(PROBLEM DETAILS)
Set down each entry from the block beneath, exactly as written.

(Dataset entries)
##########

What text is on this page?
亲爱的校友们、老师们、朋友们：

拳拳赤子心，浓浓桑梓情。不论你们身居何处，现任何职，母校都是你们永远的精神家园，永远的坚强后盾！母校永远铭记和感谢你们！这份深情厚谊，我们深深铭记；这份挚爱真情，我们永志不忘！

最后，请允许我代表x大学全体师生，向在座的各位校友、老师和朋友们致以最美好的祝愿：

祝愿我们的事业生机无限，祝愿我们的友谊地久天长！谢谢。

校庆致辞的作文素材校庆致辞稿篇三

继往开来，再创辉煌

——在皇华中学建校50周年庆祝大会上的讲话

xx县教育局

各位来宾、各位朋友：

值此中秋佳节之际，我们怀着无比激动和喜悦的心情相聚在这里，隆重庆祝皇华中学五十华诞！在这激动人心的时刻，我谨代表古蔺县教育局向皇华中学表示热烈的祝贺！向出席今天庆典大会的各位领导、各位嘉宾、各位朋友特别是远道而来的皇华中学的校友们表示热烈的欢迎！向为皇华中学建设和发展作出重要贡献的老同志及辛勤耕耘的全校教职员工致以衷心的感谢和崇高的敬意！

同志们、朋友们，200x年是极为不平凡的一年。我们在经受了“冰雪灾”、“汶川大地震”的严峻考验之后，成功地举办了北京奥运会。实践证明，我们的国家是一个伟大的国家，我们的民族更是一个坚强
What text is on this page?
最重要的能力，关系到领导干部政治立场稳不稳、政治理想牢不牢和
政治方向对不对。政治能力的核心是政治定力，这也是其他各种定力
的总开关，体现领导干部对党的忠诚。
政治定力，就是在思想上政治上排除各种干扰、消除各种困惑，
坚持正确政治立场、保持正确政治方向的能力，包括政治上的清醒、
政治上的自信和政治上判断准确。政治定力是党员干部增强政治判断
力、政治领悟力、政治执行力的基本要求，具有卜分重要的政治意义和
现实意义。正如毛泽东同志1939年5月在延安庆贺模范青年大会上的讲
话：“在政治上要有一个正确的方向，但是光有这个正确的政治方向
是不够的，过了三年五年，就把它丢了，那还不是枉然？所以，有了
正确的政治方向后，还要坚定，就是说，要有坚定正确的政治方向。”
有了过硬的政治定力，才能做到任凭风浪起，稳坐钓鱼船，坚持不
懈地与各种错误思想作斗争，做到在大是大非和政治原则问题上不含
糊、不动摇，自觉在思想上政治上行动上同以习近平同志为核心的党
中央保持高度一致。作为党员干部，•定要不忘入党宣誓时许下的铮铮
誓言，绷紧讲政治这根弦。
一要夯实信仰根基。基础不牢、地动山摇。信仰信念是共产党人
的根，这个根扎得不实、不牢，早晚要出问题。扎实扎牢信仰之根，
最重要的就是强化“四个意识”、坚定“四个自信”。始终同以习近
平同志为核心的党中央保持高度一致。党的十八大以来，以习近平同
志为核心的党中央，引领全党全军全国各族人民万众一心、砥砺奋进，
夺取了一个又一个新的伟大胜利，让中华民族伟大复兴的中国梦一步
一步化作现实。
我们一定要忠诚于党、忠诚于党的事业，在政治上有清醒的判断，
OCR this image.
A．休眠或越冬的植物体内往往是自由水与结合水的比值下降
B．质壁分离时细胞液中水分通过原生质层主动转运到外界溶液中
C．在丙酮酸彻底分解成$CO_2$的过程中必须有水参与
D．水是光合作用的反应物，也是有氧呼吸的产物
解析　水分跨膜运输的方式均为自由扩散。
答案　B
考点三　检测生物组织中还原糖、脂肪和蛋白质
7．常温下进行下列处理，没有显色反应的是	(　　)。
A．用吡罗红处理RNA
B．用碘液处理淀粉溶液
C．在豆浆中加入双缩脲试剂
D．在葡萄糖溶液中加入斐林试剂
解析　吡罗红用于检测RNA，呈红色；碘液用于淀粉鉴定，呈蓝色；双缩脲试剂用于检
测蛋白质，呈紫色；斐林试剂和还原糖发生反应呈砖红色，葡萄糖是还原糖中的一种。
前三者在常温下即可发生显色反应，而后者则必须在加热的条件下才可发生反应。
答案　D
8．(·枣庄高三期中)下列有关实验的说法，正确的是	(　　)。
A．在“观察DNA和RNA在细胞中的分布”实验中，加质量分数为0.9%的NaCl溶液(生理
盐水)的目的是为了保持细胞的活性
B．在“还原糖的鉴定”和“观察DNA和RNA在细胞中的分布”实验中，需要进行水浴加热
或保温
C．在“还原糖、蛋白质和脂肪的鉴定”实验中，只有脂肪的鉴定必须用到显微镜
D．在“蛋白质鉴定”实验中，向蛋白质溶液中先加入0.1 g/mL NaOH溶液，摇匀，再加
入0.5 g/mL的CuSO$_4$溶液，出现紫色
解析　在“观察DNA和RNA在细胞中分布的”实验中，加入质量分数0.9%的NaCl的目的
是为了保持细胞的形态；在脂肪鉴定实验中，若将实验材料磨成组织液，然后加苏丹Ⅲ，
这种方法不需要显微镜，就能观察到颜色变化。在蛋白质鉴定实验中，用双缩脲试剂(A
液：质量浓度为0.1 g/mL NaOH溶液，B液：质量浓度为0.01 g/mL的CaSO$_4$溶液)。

##########

(SOLUTION TO THE EXERCISE)
What text is on this page?
亲爱的校友们、老师们、朋友们：

拳拳赤子心，浓浓桑梓情。不论你们身居何处，现任何职，母校都是你们永远的精神家园，永远的坚强后盾！母校永远铭记和感谢你们！这份深情厚谊，我们深深铭记；这份挚爱真情，我们永志不忘！

最后，请允许我代表x大学全体师生，向在座的各位校友、老师和朋友们致以最美好的祝愿：

祝愿我们的事业生机无限，祝愿我们的友谊地久天长！谢谢。

校庆致辞的作文素材校庆致辞稿篇三

继往开来，再创辉煌

——在皇华中学建校50周年庆祝大会上的讲话

xx县教育局

各位来宾、各位朋友：

值此中秋佳节之际，我们怀着无比激动和喜悦的心情相聚在这里，隆重庆祝皇华中学五十华诞！在这激动人心的时刻，我谨代表古蔺县教育局向皇华中学表示热烈的祝贺！向出席今天庆典大会的各位领导、各位嘉宾、各位朋友特别是远道而来的皇华中学的校友们表示热烈的欢迎！向为皇华中学建设和发展作出重要贡献的老同志及辛勤耕耘的全校教职员工致以衷心的感谢和崇高的敬意！

同志们、朋友们，200x年是极为不平凡的一年。我们在经受了“冰雪灾”、“汶川大地震”的严峻考验之后，成功地举办了北京奥运会。实践证明，我们的国家是一个伟大的国家，我们的民族更是一个坚强
What text is on this page?
最重要的能力，关系到领导干部政治立场稳不稳、政治理想牢不牢和
政治方向对不对。政治能力的核心是政治定力，这也是其他各种定力
的总开关，体现领导干部对党的忠诚。
政治定力，就是在思想上政治上排除各种干扰、消除各种困惑，
坚持正确政治立场、保持正确政治方向的能力，包括政治上的清醒、
政治上的自信和政治上判断准确。政治定力是党员干部增强政治判断
力、政治领悟力、政治执行力的基本要求，具有卜分重要的政治意义和
现实意义。正如毛泽东同志1939年5月在延安庆贺模范青年大会上的讲
话：“在政治上要有一个正确的方向，但是光有这个正确的政治方向
是不够的，过了三年五年，就把它丢了，那还不是枉然？所以，有了
正确的政治方向后，还要坚定，就是说，要有坚定正确的政治方向。”
有了过硬的政治定力，才能做到任凭风浪起，稳坐钓鱼船，坚持不
懈地与各种错误思想作斗争，做到在大是大非和政治原则问题上不含
糊、不动摇，自觉在思想上政治上行动上同以习近平同志为核心的党
中央保持高度一致。作为党员干部，•定要不忘入党宣誓时许下的铮铮
誓言，绷紧讲政治这根弦。
一要夯实信仰根基。基础不牢、地动山摇。信仰信念是共产党人
的根，这个根扎得不实、不牢，早晚要出问题。扎实扎牢信仰之根，
最重要的就是强化“四个意识”、坚定“四个自信”。始终同以习近
平同志为核心的党中央保持高度一致。党的十八大以来，以习近平同
志为核心的党中央，引领全党全军全国各族人民万众一心、砥砺奋进，
夺取了一个又一个新的伟大胜利，让中华民族伟大复兴的中国梦一步
一步化作现实。
我们一定要忠诚于党、忠诚于党的事业，在政治上有清醒的判断，
OCR this image.
A．休眠或越冬的植物体内往往是自由水与结合水的比值下降
B．质壁分离时细胞液中水分通过原生质层主动转运到外界溶液中
C．在丙酮酸彻底分解成$CO_2$的过程中必须有水参与
D．水是光合作用的反应物，也是有氧呼吸的产物
解析　水分跨膜运输的方式均为自由扩散。
答案　B
考点三　检测生物组织中还原糖、脂肪和蛋白质
7．常温下进行下列处理，没有显色反应的是	(　　)。
A．用吡罗红处理RNA
B．用碘液处理淀粉溶液
C．在豆浆中加入双缩脲试剂
D．在葡萄糖溶液中加入斐林试剂
解析　吡罗红用于检测RNA，呈红色；碘液用于淀粉鉴定，呈蓝色；双缩脲试剂用于检
测蛋白质，呈紫色；斐林试剂和还原糖发生反应呈砖红色，葡萄糖是还原糖中的一种。
前三者在常温下即可发生显色反应，而后者则必须在加热的条件下才可发生反应。
答案　D
8．(·枣庄高三期中)下列有关实验的说法，正确的是	(　　)。
A．在“观察DNA和RNA在细胞中的分布”实验中，加质量分数为0.9%的NaCl溶液(生理
盐水)的目的是为了保持细胞的活性
B．在“还原糖的鉴定”和“观察DNA和RNA在细胞中的分布”实验中，需要进行水浴加热
或保温
C．在“还原糖、蛋白质和脂肪的鉴定”实验中，只有脂肪的鉴定必须用到显微镜
D．在“蛋白质鉴定”实验中，向蛋白质溶液中先加入0.1 g/mL NaOH溶液，摇匀，再加
入0.5 g/mL的CuSO$_4$溶液，出现紫色
解析　在“观察DNA和RNA在细胞中分布的”实验中，加入质量分数0.9%的NaCl的目的
是为了保持细胞的形态；在脂肪鉴定实验中，若将实验材料磨成组织液，然后加苏丹Ⅲ，
这种方法不需要显微镜，就能观察到颜色变化。在蛋白质鉴定实验中，用双缩脲试剂(A
液：质量浓度为0.1 g/mL NaOH溶液，B液：质量浓度为0.01 g/mL的CaSO$_4$溶液)。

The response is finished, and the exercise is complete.